— BEGIN Task inputs —

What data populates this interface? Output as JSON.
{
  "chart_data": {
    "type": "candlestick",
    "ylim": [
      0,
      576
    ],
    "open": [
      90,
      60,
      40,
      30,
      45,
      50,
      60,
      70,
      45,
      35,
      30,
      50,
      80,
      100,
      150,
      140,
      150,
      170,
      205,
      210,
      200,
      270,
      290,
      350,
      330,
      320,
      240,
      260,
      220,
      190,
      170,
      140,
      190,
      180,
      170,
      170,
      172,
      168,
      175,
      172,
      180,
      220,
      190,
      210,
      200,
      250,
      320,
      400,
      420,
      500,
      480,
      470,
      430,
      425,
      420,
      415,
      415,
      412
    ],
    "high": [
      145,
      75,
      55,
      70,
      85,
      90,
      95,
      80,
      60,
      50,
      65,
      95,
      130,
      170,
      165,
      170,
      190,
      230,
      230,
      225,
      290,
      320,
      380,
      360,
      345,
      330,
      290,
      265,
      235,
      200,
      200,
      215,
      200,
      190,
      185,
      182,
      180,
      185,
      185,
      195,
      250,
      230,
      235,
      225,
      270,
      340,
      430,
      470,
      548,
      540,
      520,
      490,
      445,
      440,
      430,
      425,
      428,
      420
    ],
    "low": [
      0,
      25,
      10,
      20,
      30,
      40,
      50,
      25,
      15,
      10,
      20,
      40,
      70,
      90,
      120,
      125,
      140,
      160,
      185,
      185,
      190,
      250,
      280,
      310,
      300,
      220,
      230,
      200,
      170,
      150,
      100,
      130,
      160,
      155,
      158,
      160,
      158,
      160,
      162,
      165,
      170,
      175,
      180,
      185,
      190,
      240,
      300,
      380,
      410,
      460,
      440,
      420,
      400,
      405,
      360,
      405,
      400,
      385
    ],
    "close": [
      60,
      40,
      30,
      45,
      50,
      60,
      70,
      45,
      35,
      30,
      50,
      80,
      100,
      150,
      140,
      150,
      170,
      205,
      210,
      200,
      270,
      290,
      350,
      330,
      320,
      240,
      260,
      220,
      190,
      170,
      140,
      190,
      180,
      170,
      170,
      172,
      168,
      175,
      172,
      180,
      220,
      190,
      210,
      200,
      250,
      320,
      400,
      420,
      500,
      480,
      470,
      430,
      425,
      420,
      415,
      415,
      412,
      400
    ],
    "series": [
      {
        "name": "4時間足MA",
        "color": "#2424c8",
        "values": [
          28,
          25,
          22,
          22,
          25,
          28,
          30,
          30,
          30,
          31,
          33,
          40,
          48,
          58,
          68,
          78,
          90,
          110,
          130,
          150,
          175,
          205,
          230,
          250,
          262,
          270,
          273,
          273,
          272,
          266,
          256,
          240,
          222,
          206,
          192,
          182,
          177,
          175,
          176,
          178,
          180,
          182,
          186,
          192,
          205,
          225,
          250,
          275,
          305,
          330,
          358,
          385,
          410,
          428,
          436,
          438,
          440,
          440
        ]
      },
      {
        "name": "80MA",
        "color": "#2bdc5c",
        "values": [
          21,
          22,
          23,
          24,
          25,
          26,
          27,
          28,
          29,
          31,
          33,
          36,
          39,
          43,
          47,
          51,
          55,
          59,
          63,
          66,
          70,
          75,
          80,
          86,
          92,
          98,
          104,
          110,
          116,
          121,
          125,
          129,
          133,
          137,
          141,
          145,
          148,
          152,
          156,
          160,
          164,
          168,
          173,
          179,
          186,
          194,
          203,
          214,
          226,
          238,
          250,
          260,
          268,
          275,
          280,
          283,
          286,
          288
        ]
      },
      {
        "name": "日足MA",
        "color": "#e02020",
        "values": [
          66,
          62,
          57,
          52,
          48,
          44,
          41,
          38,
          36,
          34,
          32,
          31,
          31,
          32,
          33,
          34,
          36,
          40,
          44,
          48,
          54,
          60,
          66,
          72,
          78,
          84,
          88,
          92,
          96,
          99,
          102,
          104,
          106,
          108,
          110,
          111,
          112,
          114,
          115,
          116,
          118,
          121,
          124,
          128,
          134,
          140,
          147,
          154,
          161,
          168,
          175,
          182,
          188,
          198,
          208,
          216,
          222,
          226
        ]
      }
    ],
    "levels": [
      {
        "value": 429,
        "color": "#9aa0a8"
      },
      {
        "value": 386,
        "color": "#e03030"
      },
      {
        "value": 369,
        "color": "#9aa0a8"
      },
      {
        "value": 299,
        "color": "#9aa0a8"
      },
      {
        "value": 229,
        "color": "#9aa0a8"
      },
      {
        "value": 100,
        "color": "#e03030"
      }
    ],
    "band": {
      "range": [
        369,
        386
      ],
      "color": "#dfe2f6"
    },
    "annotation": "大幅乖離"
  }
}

— END Task inputs —

- What you have to do
Output the listing above exactly as it appears.

- Task result
What data populates this interface? Output as JSON.
{
  "chart_data": {
    "type": "candlestick",
    "ylim": [
      0,
      576
    ],
    "open": [
      90,
      60,
      40,
      30,
      45,
      50,
      60,
      70,
      45,
      35,
      30,
      50,
      80,
      100,
      150,
      140,
      150,
      170,
      205,
      210,
      200,
      270,
      290,
      350,
      330,
      320,
      240,
      260,
      220,
      190,
      170,
      140,
      190,
      180,
      170,
      170,
      172,
      168,
      175,
      172,
      180,
      220,
      190,
      210,
      200,
      250,
      320,
      400,
      420,
      500,
      480,
      470,
      430,
      425,
      420,
      415,
      415,
      412
    ],
    "high": [
      145,
      75,
      55,
      70,
      85,
      90,
      95,
      80,
      60,
      50,
      65,
      95,
      130,
      170,
      165,
      170,
      190,
      230,
      230,
      225,
      290,
      320,
      380,
      360,
      345,
      330,
      290,
      265,
      235,
      200,
      200,
      215,
      200,
      190,
      185,
      182,
      180,
      185,
      185,
      195,
      250,
      230,
      235,
      225,
      270,
      340,
      430,
      470,
      548,
      540,
      520,
      490,
      445,
      440,
      430,
      425,
      428,
      420
    ],
    "low": [
      0,
      25,
      10,
      20,
      30,
      40,
      50,
      25,
      15,
      10,
      20,
      40,
      70,
      90,
      120,
      125,
      140,
      160,
      185,
      185,
      190,
      250,
      280,
      310,
      300,
      220,
      230,
      200,
      170,
      150,
      100,
      130,
      160,
      155,
      158,
      160,
      158,
      160,
      162,
      165,
      170,
      175,
      180,
      185,
      190,
      240,
      300,
      380,
      410,
      460,
      440,
      420,
      400,
      405,
      360,
      405,
      400,
      385
    ],
    "close": [
      60,
      40,
      30,
      45,
      50,
      60,
      70,
      45,
      35,
      30,
      50,
      80,
      100,
      150,
      140,
      150,
      170,
      205,
      210,
      200,
      270,
      290,
      350,
      330,
      320,
      240,
      260,
      220,
      190,
      170,
      140,
      190,
      180,
      170,
      170,
      172,
      168,
      175,
      172,
      180,
      220,
      190,
      210,
      200,
      250,
      320,
      400,
      420,
      500,
      480,
      470,
      430,
      425,
      420,
      415,
      415,
      412,
      400
    ],
    "series": [
      {
        "name": "4時間足MA",
        "color": "#2424c8",
        "values": [
          28,
          25,
          22,
          22,
          25,
          28,
          30,
          30,
          30,
          31,
          33,
          40,
          48,
          58,
          68,
          78,
          90,
          110,
          130,
          150,
          175,
          205,
          230,
          250,
          262,
          270,
          273,
          273,
          272,
          266,
          256,
          240,
          222,
          206,
          192,
          182,
          177,
          175,
          176,
          178,
          180,
          182,
          186,
          192,
          205,
          225,
          250,
          275,
          305,
          330,
          358,
          385,
          410,
          428,
          436,
          438,
          440,
          440
        ]
      },
      {
        "name": "80MA",
        "color": "#2bdc5c",
        "values": [
          21,
          22,
          23,
          24,
          25,
          26,
          27,
          28,
          29,
          31,
          33,
          36,
          39,
          43,
          47,
          51,
          55,
          59,
          63,
          66,
          70,
          75,
          80,
          86,
          92,
          98,
          104,
          110,
          116,
          121,
          125,
          129,
          133,
          137,
          141,
          145,
          148,
          152,
          156,
          160,
          164,
          168,
          173,
          179,
          186,
          194,
          203,
          214,
          226,
          238,
          250,
          260,
          268,
          275,
          280,
          283,
          286,
          288
        ]
      },
      {
        "name": "日足MA",
        "color": "#e02020",
        "values": [
          66,
          62,
          57,
          52,
          48,
          44,
          41,
          38,
          36,
          34,
          32,
          31,
          31,
          32,
          33,
          34,
          36,
          40,
          44,
          48,
          54,
          60,
          66,
          72,
          78,
          84,
          88,
          92,
          96,
          99,
          102,
          104,
          106,
          108,
          110,
          111,
          112,
          114,
          115,
          116,
          118,
          121,
          124,
          128,
          134,
          140,
          147,
          154,
          161,
          168,
          175,
          182,
          188,
          198,
          208,
          216,
          222,
          226
        ]
      }
    ],
    "levels": [
      {
        "value": 429,
        "color": "#9aa0a8"
      },
      {
        "value": 386,
        "color": "#e03030"
      },
      {
        "value": 369,
        "color": "#9aa0a8"
      },
      {
        "value": 299,
        "color": "#9aa0a8"
      },
      {
        "value": 229,
        "color": "#9aa0a8"
      },
      {
        "value": 100,
        "color": "#e03030"
      }
    ],
    "band": {
      "range": [
        369,
        386
      ],
      "color": "#dfe2f6"
    },
    "annotation": "大幅乖離"
  }
}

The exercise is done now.